**Activity**
Wherever the word "into" turns up in a line of the entries, copy that line.

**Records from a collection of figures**
════════════════════
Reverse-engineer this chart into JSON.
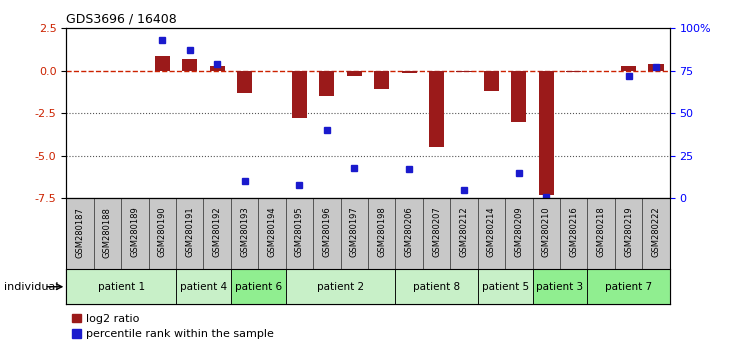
{
  "title": "GDS3696 / 16408",
  "samples": [
    "GSM280187",
    "GSM280188",
    "GSM280189",
    "GSM280190",
    "GSM280191",
    "GSM280192",
    "GSM280193",
    "GSM280194",
    "GSM280195",
    "GSM280196",
    "GSM280197",
    "GSM280198",
    "GSM280206",
    "GSM280207",
    "GSM280212",
    "GSM280214",
    "GSM280209",
    "GSM280210",
    "GSM280216",
    "GSM280218",
    "GSM280219",
    "GSM280222"
  ],
  "log2_ratio": [
    0.0,
    0.0,
    0.0,
    0.9,
    0.7,
    0.3,
    -1.3,
    0.0,
    -2.8,
    -1.5,
    -0.3,
    -1.1,
    -0.15,
    -4.5,
    -0.1,
    -1.2,
    -3.0,
    -7.3,
    -0.1,
    0.0,
    0.3,
    0.4
  ],
  "percentile_rank": [
    null,
    null,
    null,
    93,
    87,
    79,
    10,
    null,
    8,
    40,
    18,
    null,
    17,
    null,
    5,
    null,
    15,
    1,
    null,
    null,
    72,
    77
  ],
  "patients": [
    {
      "label": "patient 1",
      "start": 0,
      "end": 4,
      "color": "#c8f0c8"
    },
    {
      "label": "patient 4",
      "start": 4,
      "end": 6,
      "color": "#c8f0c8"
    },
    {
      "label": "patient 6",
      "start": 6,
      "end": 8,
      "color": "#90ee90"
    },
    {
      "label": "patient 2",
      "start": 8,
      "end": 12,
      "color": "#c8f0c8"
    },
    {
      "label": "patient 8",
      "start": 12,
      "end": 15,
      "color": "#c8f0c8"
    },
    {
      "label": "patient 5",
      "start": 15,
      "end": 17,
      "color": "#c8f0c8"
    },
    {
      "label": "patient 3",
      "start": 17,
      "end": 19,
      "color": "#90ee90"
    },
    {
      "label": "patient 7",
      "start": 19,
      "end": 22,
      "color": "#90ee90"
    }
  ],
  "ylim": [
    -7.5,
    2.5
  ],
  "yticks_left": [
    -7.5,
    -5.0,
    -2.5,
    0.0,
    2.5
  ],
  "yticks_right": [
    0,
    25,
    50,
    75,
    100
  ],
  "bar_color_red": "#9b1a1a",
  "bar_color_blue": "#1a1acd",
  "zero_line_color": "#cc2200",
  "dot_grid_color": "#555555",
  "bg_color": "#ffffff",
  "xlabel_bg": "#c8c8c8",
  "patient_row_bg": "#b8b8b8"
}
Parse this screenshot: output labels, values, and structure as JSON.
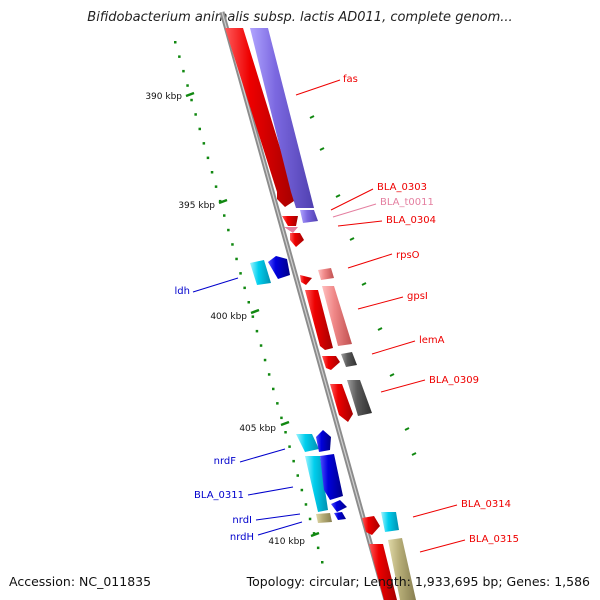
{
  "title": "Bifidobacterium animalis subsp. lactis AD011, complete genom...",
  "footer": {
    "accession": "Accession: NC_011835",
    "summary": "Topology: circular; Length: 1,933,695 bp; Genes: 1,586"
  },
  "ticks": [
    "390 kbp",
    "395 kbp",
    "400 kbp",
    "405 kbp",
    "410 kbp"
  ],
  "colors": {
    "red": "#ee0000",
    "blue": "#0000cc",
    "pink": "#e47fa0",
    "cyan": "#00c8e8",
    "purple": "#7b68d6",
    "salmon": "#f08888",
    "darkgray": "#5a5a5a",
    "khaki": "#b7ae78",
    "backbone": "#8c8c8c",
    "tick": "#118811"
  },
  "genes": {
    "fas": "fas",
    "bla0303": "BLA_0303",
    "blat0011": "BLA_t0011",
    "bla0304": "BLA_0304",
    "rpsO": "rpsO",
    "gpsI": "gpsI",
    "lemA": "lemA",
    "bla0309": "BLA_0309",
    "bla0314": "BLA_0314",
    "bla0315": "BLA_0315",
    "ldh": "ldh",
    "nrdF": "nrdF",
    "bla0311": "BLA_0311",
    "nrdI": "nrdI",
    "nrdH": "nrdH"
  }
}
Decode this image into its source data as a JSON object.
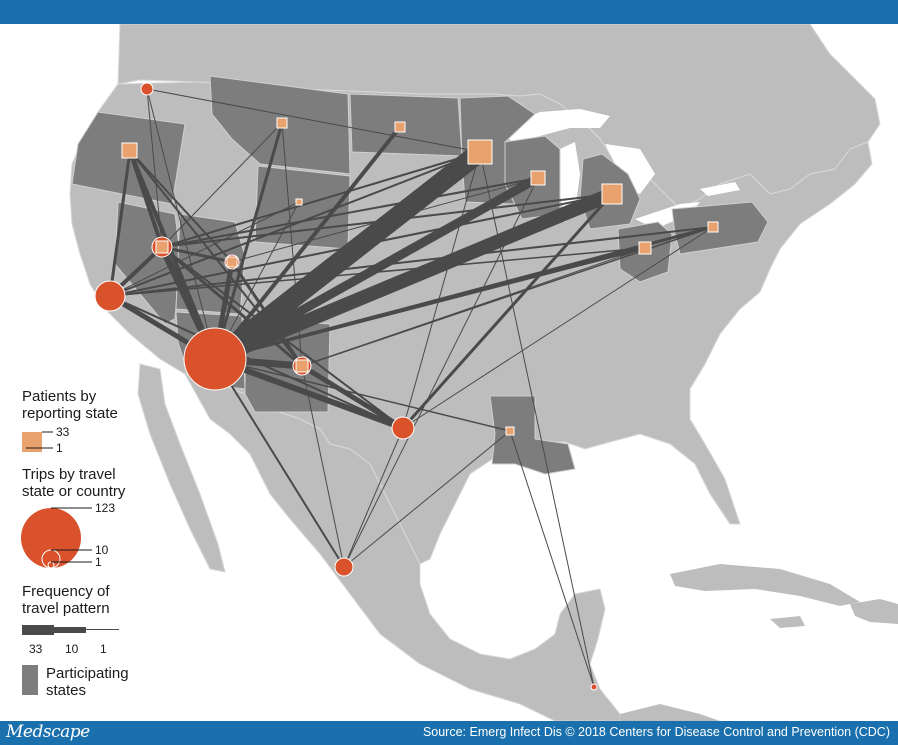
{
  "header_color": "#1a70ad",
  "colors": {
    "ocean": "#ffffff",
    "land": "#bdbdbd",
    "participating_state": "#7d7d7d",
    "travel_destination": "#d9522b",
    "reporting_state": "#e9a26e",
    "route": "#4a4a4a"
  },
  "footer": {
    "brand": "Medscape",
    "source": "Source: Emerg Infect Dis © 2018 Centers for Disease Control and Prevention (CDC)"
  },
  "legend": {
    "patients": {
      "title_line1": "Patients by",
      "title_line2": "reporting state",
      "max_value": "33",
      "min_value": "1"
    },
    "trips": {
      "title_line1": "Trips by travel",
      "title_line2": "state or country",
      "max_value": "123",
      "mid_value": "10",
      "min_value": "1"
    },
    "frequency": {
      "title_line1": "Frequency of",
      "title_line2": "travel pattern",
      "values": [
        "33",
        "10",
        "1"
      ]
    },
    "participating": {
      "label_line1": "Participating",
      "label_line2": "states"
    }
  }
}
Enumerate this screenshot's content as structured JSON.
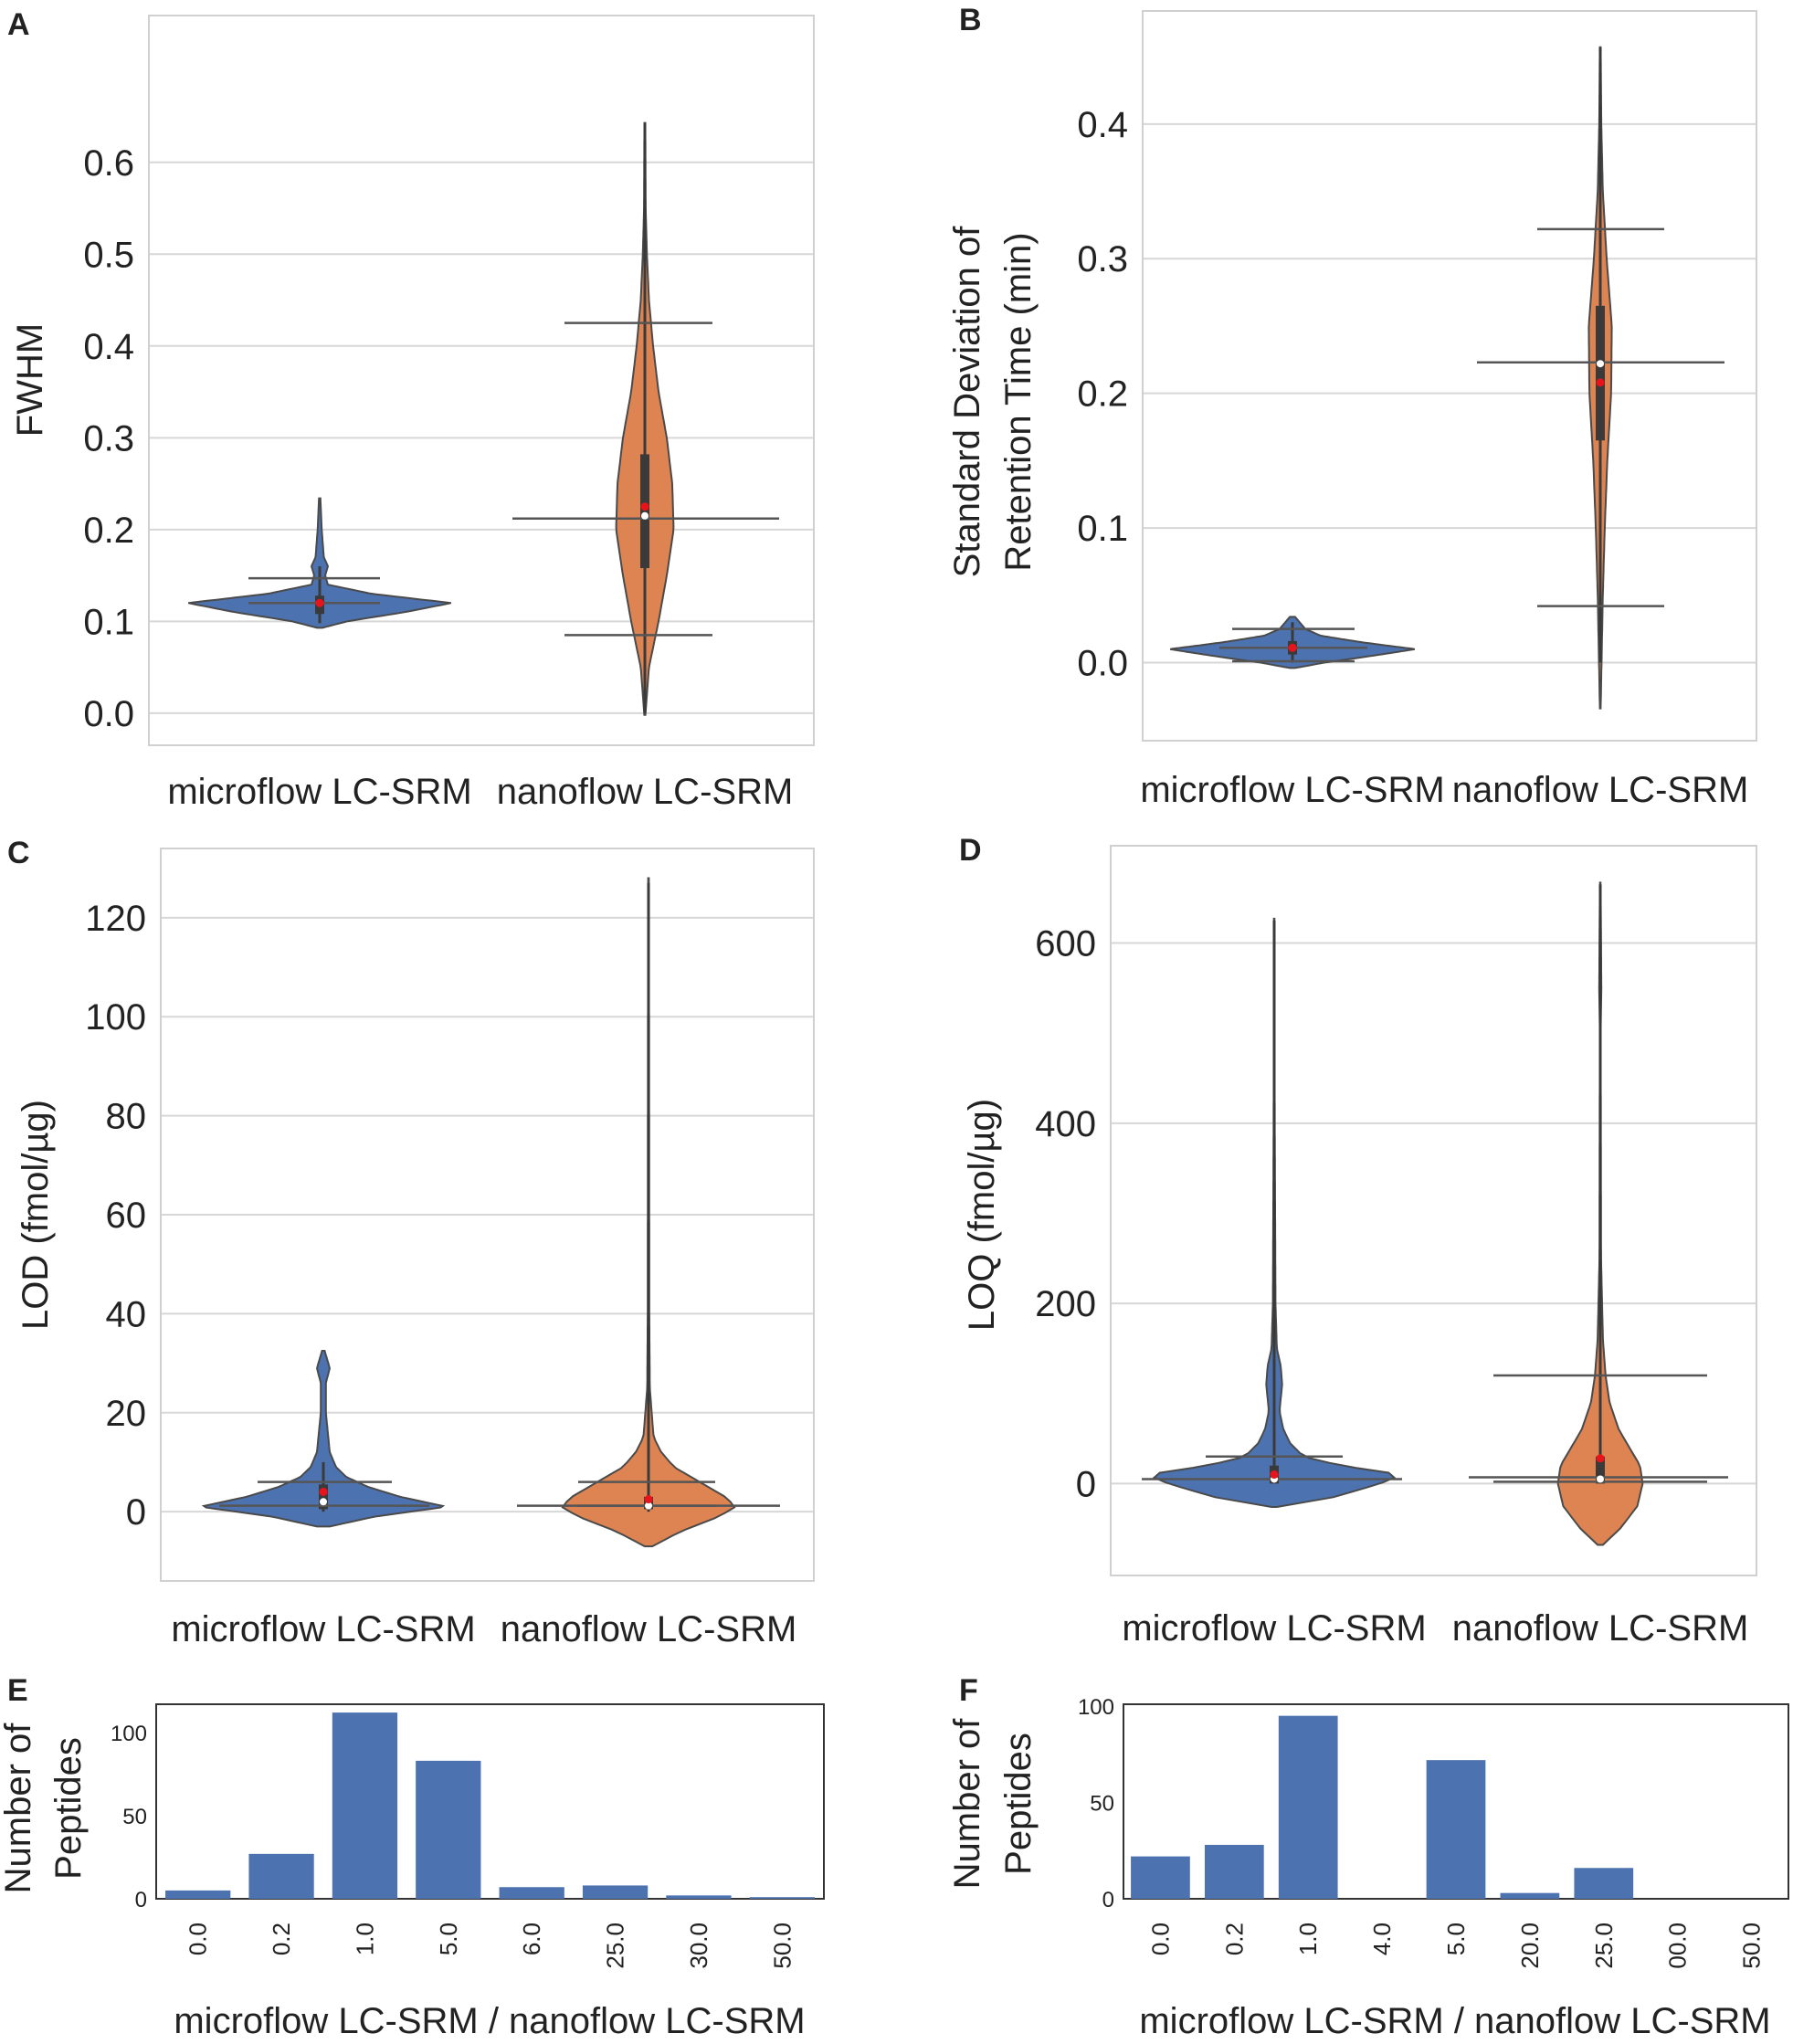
{
  "chart_data": [
    {
      "id": "A",
      "type": "violin",
      "panel_letter": "A",
      "ylabel": "FWHM",
      "ylim": [
        -0.035,
        0.76
      ],
      "yticks": [
        "0.0",
        "0.1",
        "0.2",
        "0.3",
        "0.4",
        "0.5",
        "0.6"
      ],
      "categories": [
        "microflow LC-SRM",
        "nanoflow LC-SRM"
      ],
      "series": [
        {
          "name": "microflow LC-SRM",
          "color": "#4c72b0",
          "profile": [
            [
              0.093,
              0.02
            ],
            [
              0.1,
              0.2
            ],
            [
              0.11,
              0.62
            ],
            [
              0.12,
              0.96
            ],
            [
              0.13,
              0.38
            ],
            [
              0.14,
              0.06
            ],
            [
              0.15,
              0.04
            ],
            [
              0.16,
              0.06
            ],
            [
              0.17,
              0.03
            ],
            [
              0.19,
              0.02
            ],
            [
              0.2,
              0.015
            ],
            [
              0.234,
              0.005
            ]
          ],
          "box": [
            0.108,
            0.128
          ],
          "whisker": [
            0.098,
            0.16
          ],
          "median": 0.12,
          "mean": 0.12,
          "lines": [
            0.147,
            0.12
          ]
        },
        {
          "name": "nanoflow LC-SRM",
          "color": "#dd8452",
          "profile": [
            [
              -0.002,
              0.004
            ],
            [
              0.05,
              0.03
            ],
            [
              0.1,
              0.1
            ],
            [
              0.15,
              0.16
            ],
            [
              0.2,
              0.21
            ],
            [
              0.25,
              0.2
            ],
            [
              0.3,
              0.16
            ],
            [
              0.35,
              0.1
            ],
            [
              0.4,
              0.06
            ],
            [
              0.45,
              0.03
            ],
            [
              0.5,
              0.015
            ],
            [
              0.55,
              0.006
            ],
            [
              0.643,
              0.003
            ]
          ],
          "box": [
            0.158,
            0.282
          ],
          "whisker": [
            0.0,
            0.643
          ],
          "median": 0.215,
          "mean": 0.225,
          "lines": [
            0.425,
            0.212,
            0.085
          ]
        }
      ]
    },
    {
      "id": "B",
      "type": "violin",
      "panel_letter": "B",
      "ylabel": [
        "Standard Deviation of",
        "Retention Time (min)"
      ],
      "ylim": [
        -0.058,
        0.484
      ],
      "yticks": [
        "0.0",
        "0.1",
        "0.2",
        "0.3",
        "0.4"
      ],
      "categories": [
        "microflow LC-SRM",
        "nanoflow LC-SRM"
      ],
      "series": [
        {
          "name": "microflow LC-SRM",
          "color": "#4c72b0",
          "profile": [
            [
              -0.004,
              0.02
            ],
            [
              0.0,
              0.25
            ],
            [
              0.005,
              0.62
            ],
            [
              0.01,
              0.96
            ],
            [
              0.015,
              0.55
            ],
            [
              0.02,
              0.22
            ],
            [
              0.025,
              0.1
            ],
            [
              0.034,
              0.02
            ]
          ],
          "box": [
            0.006,
            0.016
          ],
          "whisker": [
            0.0,
            0.03
          ],
          "median": 0.011,
          "mean": 0.011,
          "lines": [
            0.025,
            0.011,
            0.001
          ]
        },
        {
          "name": "nanoflow LC-SRM",
          "color": "#dd8452",
          "profile": [
            [
              -0.034,
              0.003
            ],
            [
              0.0,
              0.01
            ],
            [
              0.05,
              0.02
            ],
            [
              0.1,
              0.035
            ],
            [
              0.15,
              0.055
            ],
            [
              0.2,
              0.085
            ],
            [
              0.25,
              0.09
            ],
            [
              0.3,
              0.05
            ],
            [
              0.35,
              0.02
            ],
            [
              0.4,
              0.008
            ],
            [
              0.457,
              0.003
            ]
          ],
          "box": [
            0.165,
            0.265
          ],
          "whisker": [
            0.0,
            0.457
          ],
          "median": 0.222,
          "mean": 0.208,
          "lines": [
            0.322,
            0.223,
            0.042
          ]
        }
      ]
    },
    {
      "id": "C",
      "type": "violin",
      "panel_letter": "C",
      "ylabel": "LOD (fmol/µg)",
      "ylim": [
        -14,
        134
      ],
      "yticks": [
        "0",
        "20",
        "40",
        "60",
        "80",
        "100",
        "120"
      ],
      "categories": [
        "microflow LC-SRM",
        "nanoflow LC-SRM"
      ],
      "series": [
        {
          "name": "microflow LC-SRM",
          "color": "#4c72b0",
          "profile": [
            [
              -3,
              0.05
            ],
            [
              -1,
              0.4
            ],
            [
              1,
              0.96
            ],
            [
              3,
              0.6
            ],
            [
              5,
              0.35
            ],
            [
              7,
              0.18
            ],
            [
              9,
              0.1
            ],
            [
              12,
              0.05
            ],
            [
              20,
              0.02
            ],
            [
              26,
              0.02
            ],
            [
              29,
              0.05
            ],
            [
              32.5,
              0.01
            ]
          ],
          "box": [
            0.5,
            5.5
          ],
          "whisker": [
            0,
            10
          ],
          "median": 2,
          "mean": 4,
          "lines": [
            6,
            1.2
          ]
        },
        {
          "name": "nanoflow LC-SRM",
          "color": "#dd8452",
          "profile": [
            [
              -7,
              0.03
            ],
            [
              -4,
              0.25
            ],
            [
              -1,
              0.55
            ],
            [
              1,
              0.68
            ],
            [
              3,
              0.6
            ],
            [
              6,
              0.4
            ],
            [
              9,
              0.2
            ],
            [
              12,
              0.1
            ],
            [
              15,
              0.04
            ],
            [
              25,
              0.01
            ],
            [
              40,
              0.006
            ],
            [
              128,
              0.003
            ]
          ],
          "box": [
            0.5,
            3
          ],
          "whisker": [
            0,
            127
          ],
          "median": 1.2,
          "mean": 2.5,
          "lines": [
            6,
            1.2,
            1.2
          ]
        }
      ]
    },
    {
      "id": "D",
      "type": "violin",
      "panel_letter": "D",
      "ylabel": "LOQ (fmol/µg)",
      "ylim": [
        -102,
        708
      ],
      "yticks": [
        "0",
        "200",
        "400",
        "600"
      ],
      "categories": [
        "microflow LC-SRM",
        "nanoflow LC-SRM"
      ],
      "series": [
        {
          "name": "microflow LC-SRM",
          "color": "#4c72b0",
          "profile": [
            [
              -26,
              0.02
            ],
            [
              -15,
              0.45
            ],
            [
              0,
              0.8
            ],
            [
              10,
              0.96
            ],
            [
              20,
              0.5
            ],
            [
              30,
              0.22
            ],
            [
              45,
              0.12
            ],
            [
              60,
              0.07
            ],
            [
              80,
              0.04
            ],
            [
              110,
              0.06
            ],
            [
              130,
              0.05
            ],
            [
              150,
              0.02
            ],
            [
              200,
              0.01
            ],
            [
              400,
              0.004
            ],
            [
              627,
              0.002
            ]
          ],
          "box": [
            0,
            20
          ],
          "whisker": [
            0,
            625
          ],
          "median": 5,
          "mean": 10,
          "lines": [
            30,
            5
          ]
        },
        {
          "name": "nanoflow LC-SRM",
          "color": "#dd8452",
          "profile": [
            [
              -68,
              0.02
            ],
            [
              -50,
              0.15
            ],
            [
              -25,
              0.28
            ],
            [
              0,
              0.32
            ],
            [
              20,
              0.3
            ],
            [
              40,
              0.22
            ],
            [
              60,
              0.14
            ],
            [
              90,
              0.07
            ],
            [
              120,
              0.04
            ],
            [
              160,
              0.02
            ],
            [
              250,
              0.006
            ],
            [
              500,
              0.003
            ],
            [
              550,
              0.008
            ],
            [
              600,
              0.006
            ],
            [
              667,
              0.002
            ]
          ],
          "box": [
            0,
            30
          ],
          "whisker": [
            0,
            665
          ],
          "median": 5,
          "mean": 28,
          "lines": [
            120,
            7,
            2
          ]
        }
      ]
    },
    {
      "id": "E",
      "type": "bar",
      "panel_letter": "E",
      "ylabel": [
        "Number of",
        "Peptides"
      ],
      "xlabel": "microflow LC-SRM / nanoflow LC-SRM",
      "ylim": [
        0,
        117
      ],
      "yticks": [
        "0",
        "50",
        "100"
      ],
      "color": "#4c72b0",
      "categories": [
        "0.0",
        "0.2",
        "1.0",
        "5.0",
        "6.0",
        "25.0",
        "30.0",
        "50.0"
      ],
      "values": [
        5,
        27,
        112,
        83,
        7,
        8,
        2,
        1
      ]
    },
    {
      "id": "F",
      "type": "bar",
      "panel_letter": "F",
      "ylabel": [
        "Number of",
        "Peptides"
      ],
      "xlabel": "microflow LC-SRM / nanoflow LC-SRM",
      "ylim": [
        0,
        101
      ],
      "yticks": [
        "0",
        "50",
        "100"
      ],
      "color": "#4c72b0",
      "categories": [
        "0.0",
        "0.2",
        "1.0",
        "4.0",
        "5.0",
        "20.0",
        "25.0",
        "00.0",
        "50.0"
      ],
      "values": [
        22,
        28,
        95,
        0,
        72,
        3,
        16,
        0,
        0
      ]
    }
  ]
}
════════════════════
**Expected answer**
Reverse-engineer this chart into JSON.
Decode this image into its source data as a JSON object.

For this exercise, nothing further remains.